* _RECORDS FOR THE EXERCISE_:
☆ ☆ ☆ ☆ ☆

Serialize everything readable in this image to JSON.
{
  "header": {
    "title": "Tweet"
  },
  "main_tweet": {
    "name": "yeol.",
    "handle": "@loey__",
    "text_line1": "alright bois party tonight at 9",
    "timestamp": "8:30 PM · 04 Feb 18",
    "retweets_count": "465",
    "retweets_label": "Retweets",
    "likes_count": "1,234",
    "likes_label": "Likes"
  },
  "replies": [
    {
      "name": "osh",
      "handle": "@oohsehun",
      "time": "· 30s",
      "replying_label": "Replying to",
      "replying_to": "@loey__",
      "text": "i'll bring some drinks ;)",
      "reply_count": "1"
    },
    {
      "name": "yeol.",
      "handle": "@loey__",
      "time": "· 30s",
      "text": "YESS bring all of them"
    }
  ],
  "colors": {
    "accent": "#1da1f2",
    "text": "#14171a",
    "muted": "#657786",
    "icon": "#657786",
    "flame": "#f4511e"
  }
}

☆ ☆ ☆ ☆ ☆

* _REQUEST_:
From the records above, extract every entry verbatim.

* _WRITTEN SOLUTION_:
Serialize everything readable in this image to JSON.
{
  "header": {
    "title": "Tweet"
  },
  "main_tweet": {
    "name": "yeol.",
    "handle": "@loey__",
    "text_line1": "alright bois party tonight at 9",
    "timestamp": "8:30 PM · 04 Feb 18",
    "retweets_count": "465",
    "retweets_label": "Retweets",
    "likes_count": "1,234",
    "likes_label": "Likes"
  },
  "replies": [
    {
      "name": "osh",
      "handle": "@oohsehun",
      "time": "· 30s",
      "replying_label": "Replying to",
      "replying_to": "@loey__",
      "text": "i'll bring some drinks ;)",
      "reply_count": "1"
    },
    {
      "name": "yeol.",
      "handle": "@loey__",
      "time": "· 30s",
      "text": "YESS bring all of them"
    }
  ],
  "colors": {
    "accent": "#1da1f2",
    "text": "#14171a",
    "muted": "#657786",
    "icon": "#657786",
    "flame": "#f4511e"
  }
}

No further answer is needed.